→ STATED GOAL:
Take every line from the listing below that includes "условий" and copy it.

========

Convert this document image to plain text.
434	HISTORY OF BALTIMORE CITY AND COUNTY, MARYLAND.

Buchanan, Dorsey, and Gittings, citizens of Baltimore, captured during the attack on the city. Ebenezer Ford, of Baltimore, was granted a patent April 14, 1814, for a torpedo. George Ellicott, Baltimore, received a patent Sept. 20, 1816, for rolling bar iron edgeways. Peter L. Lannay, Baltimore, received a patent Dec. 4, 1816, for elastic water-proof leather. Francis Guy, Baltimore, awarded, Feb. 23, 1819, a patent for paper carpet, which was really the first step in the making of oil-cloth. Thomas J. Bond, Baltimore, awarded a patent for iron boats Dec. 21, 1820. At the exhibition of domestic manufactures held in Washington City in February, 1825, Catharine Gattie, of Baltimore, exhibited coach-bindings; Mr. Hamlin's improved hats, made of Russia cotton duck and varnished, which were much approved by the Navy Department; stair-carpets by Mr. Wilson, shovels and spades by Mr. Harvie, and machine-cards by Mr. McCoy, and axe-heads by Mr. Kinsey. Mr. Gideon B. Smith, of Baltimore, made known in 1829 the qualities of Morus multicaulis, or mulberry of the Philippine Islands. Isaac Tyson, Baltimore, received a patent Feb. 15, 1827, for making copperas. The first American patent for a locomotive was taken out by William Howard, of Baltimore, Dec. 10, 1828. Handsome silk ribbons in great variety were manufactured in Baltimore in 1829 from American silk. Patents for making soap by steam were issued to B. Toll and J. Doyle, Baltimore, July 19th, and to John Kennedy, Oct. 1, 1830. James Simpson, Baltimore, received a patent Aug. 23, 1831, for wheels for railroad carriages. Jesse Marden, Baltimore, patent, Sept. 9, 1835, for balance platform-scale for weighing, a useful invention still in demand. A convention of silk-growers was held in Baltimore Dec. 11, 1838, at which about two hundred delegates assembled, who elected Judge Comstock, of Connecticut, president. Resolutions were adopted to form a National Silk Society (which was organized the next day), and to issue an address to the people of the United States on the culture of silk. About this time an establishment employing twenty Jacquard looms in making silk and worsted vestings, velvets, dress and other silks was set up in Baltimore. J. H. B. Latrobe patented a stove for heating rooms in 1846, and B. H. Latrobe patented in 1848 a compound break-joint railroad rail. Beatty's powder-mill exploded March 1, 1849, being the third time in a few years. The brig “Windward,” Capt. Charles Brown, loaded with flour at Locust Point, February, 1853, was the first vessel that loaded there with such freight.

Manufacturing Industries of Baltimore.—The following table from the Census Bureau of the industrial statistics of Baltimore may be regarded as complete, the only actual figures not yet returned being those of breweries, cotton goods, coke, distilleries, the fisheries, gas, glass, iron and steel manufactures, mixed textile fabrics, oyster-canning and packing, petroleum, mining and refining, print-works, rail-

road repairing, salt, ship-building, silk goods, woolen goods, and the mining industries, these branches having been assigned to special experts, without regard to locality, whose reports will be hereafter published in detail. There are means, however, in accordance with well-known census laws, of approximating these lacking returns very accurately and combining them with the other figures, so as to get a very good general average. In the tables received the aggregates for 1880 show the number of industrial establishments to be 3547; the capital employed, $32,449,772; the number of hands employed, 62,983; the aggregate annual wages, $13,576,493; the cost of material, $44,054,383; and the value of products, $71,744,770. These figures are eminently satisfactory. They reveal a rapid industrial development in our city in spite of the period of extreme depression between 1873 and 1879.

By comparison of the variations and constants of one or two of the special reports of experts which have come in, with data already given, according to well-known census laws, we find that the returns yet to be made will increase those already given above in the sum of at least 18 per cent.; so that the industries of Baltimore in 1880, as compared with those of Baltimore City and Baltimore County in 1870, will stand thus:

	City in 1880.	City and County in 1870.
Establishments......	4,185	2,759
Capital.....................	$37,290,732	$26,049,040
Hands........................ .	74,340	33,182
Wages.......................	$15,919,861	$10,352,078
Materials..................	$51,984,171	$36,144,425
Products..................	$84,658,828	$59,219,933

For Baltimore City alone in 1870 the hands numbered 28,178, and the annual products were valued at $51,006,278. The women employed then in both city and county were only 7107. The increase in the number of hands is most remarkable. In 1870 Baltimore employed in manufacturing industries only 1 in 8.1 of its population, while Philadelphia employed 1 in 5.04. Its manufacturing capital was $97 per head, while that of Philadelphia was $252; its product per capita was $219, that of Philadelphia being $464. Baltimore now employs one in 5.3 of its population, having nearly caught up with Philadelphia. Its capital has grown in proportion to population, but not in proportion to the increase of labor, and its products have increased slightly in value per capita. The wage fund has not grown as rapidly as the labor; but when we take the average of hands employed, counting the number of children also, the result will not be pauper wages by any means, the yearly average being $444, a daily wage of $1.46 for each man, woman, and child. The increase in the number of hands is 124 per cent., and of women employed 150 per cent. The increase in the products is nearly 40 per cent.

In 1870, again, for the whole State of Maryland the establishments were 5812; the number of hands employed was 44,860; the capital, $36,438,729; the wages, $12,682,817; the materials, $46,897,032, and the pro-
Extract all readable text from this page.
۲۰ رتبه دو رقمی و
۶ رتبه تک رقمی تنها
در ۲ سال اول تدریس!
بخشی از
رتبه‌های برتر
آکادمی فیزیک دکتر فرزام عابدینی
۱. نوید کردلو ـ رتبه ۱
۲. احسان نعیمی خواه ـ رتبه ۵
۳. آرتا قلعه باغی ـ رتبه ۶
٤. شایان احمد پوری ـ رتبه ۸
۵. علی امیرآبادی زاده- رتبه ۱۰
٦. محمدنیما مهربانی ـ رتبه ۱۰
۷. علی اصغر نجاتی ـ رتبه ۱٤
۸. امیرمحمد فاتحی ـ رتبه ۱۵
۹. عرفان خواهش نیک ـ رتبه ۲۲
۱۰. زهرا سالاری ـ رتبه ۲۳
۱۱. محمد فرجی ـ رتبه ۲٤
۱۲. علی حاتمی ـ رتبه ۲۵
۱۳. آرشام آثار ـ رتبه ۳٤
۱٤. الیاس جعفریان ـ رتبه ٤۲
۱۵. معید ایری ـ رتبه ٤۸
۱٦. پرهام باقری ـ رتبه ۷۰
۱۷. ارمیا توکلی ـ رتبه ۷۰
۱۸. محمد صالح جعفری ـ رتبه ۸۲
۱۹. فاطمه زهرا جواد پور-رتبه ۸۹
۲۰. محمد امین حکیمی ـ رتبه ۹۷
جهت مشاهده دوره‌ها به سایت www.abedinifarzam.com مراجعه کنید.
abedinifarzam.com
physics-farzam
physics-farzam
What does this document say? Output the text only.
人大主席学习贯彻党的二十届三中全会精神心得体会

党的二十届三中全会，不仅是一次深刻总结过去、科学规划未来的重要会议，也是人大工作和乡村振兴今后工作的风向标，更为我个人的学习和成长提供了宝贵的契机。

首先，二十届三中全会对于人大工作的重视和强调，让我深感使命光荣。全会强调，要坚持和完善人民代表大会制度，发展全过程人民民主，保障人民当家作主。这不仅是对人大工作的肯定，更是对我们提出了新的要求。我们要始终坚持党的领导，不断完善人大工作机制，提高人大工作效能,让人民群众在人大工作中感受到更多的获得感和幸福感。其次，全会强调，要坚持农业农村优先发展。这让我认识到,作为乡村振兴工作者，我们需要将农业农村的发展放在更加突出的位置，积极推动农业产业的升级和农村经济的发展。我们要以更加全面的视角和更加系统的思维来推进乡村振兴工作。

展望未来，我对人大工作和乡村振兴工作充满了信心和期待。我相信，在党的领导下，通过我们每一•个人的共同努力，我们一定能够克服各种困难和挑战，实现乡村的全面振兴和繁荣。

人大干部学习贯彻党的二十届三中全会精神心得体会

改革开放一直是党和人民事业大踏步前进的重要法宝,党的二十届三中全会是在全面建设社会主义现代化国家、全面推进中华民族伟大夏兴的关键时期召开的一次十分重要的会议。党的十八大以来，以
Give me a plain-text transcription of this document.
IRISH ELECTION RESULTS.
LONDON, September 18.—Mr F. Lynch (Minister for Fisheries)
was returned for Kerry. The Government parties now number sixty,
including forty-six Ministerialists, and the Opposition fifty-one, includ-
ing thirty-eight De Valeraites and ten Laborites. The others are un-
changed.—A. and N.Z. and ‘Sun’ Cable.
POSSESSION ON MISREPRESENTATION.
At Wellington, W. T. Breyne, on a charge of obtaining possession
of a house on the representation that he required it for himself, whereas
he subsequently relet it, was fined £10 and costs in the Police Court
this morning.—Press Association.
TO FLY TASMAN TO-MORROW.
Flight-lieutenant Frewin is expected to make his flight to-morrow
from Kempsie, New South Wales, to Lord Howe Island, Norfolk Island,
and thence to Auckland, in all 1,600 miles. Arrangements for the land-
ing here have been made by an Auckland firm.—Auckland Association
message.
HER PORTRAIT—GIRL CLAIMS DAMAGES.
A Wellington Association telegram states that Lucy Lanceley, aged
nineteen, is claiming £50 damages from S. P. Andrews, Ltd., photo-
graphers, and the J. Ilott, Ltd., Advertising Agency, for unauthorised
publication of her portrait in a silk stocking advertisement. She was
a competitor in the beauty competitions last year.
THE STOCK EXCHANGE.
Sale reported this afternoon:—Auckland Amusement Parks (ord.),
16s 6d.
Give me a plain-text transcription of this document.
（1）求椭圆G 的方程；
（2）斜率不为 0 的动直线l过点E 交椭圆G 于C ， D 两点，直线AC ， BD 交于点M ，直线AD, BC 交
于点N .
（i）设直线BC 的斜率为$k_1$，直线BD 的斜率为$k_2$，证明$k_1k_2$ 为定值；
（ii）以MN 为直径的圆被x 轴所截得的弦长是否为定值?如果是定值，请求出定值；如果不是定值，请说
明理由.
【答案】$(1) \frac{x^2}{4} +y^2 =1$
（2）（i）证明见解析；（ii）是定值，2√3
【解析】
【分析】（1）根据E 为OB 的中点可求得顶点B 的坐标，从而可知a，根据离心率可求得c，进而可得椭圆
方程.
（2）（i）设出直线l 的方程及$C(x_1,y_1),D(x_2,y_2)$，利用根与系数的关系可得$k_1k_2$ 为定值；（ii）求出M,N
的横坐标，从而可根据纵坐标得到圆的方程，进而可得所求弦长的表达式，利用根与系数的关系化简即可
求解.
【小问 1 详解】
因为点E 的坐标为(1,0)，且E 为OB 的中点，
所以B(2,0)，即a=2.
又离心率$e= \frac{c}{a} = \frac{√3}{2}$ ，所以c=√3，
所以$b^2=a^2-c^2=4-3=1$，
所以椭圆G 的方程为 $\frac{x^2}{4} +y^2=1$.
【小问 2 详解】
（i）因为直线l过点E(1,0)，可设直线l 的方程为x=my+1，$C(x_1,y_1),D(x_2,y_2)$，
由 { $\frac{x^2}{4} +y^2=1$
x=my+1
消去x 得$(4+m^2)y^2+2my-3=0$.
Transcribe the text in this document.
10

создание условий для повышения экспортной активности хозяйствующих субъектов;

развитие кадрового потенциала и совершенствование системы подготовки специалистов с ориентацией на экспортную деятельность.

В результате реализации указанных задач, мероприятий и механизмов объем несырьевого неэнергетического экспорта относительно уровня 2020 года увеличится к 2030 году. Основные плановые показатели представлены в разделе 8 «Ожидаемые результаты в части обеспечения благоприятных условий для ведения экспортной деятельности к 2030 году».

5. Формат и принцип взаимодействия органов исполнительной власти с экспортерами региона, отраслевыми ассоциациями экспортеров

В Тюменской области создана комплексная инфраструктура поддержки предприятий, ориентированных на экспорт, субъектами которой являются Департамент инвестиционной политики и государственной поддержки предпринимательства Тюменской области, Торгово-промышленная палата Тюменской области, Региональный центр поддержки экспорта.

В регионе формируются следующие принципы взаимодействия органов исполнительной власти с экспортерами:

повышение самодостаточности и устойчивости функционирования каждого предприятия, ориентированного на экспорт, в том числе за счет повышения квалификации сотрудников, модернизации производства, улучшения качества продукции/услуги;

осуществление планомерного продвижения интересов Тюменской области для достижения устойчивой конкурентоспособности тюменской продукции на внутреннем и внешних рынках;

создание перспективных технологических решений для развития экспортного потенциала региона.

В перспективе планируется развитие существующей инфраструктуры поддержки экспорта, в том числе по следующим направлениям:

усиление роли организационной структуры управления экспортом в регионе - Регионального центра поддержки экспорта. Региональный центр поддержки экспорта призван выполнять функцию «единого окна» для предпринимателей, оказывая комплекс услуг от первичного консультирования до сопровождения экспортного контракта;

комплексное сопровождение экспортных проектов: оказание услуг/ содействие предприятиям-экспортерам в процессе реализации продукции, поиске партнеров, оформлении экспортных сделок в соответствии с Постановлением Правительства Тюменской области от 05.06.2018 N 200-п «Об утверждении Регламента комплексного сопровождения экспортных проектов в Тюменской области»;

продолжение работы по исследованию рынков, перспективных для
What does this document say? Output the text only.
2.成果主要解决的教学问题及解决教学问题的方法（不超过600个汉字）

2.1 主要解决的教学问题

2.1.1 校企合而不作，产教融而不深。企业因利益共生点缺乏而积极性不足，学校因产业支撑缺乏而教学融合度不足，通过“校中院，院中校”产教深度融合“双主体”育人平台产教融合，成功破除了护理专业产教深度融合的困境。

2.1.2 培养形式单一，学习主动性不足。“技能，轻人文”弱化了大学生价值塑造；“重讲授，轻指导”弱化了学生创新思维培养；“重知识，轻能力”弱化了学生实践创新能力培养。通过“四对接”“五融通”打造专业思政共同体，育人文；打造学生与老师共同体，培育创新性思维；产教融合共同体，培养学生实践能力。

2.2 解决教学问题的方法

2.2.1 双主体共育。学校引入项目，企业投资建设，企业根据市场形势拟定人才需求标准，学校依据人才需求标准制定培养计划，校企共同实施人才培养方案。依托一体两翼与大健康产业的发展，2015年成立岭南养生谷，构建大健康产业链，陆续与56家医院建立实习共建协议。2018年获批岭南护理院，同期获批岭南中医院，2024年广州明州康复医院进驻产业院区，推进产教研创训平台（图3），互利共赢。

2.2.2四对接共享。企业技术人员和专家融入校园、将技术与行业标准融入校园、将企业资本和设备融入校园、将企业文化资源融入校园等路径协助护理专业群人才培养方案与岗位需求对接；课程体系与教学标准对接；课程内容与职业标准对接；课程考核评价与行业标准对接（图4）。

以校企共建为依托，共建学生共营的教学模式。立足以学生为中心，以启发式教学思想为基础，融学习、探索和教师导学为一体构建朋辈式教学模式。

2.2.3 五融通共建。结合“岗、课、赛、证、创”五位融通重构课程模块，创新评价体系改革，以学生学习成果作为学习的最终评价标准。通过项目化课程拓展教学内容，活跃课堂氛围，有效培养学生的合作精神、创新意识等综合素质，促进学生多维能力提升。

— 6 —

========

→ WRITTEN SOLUTION:
создание условий для повышения экспортной активности хозяйствующих субъектов;
В результате реализации указанных задач, мероприятий и механизмов объем несырьевого неэнергетического экспорта относительно уровня 2020 года увеличится к 2030 году. Основные плановые показатели представлены в разделе 8 «Ожидаемые результаты в части обеспечения благоприятных условий для ведения экспортной деятельности к 2030 году».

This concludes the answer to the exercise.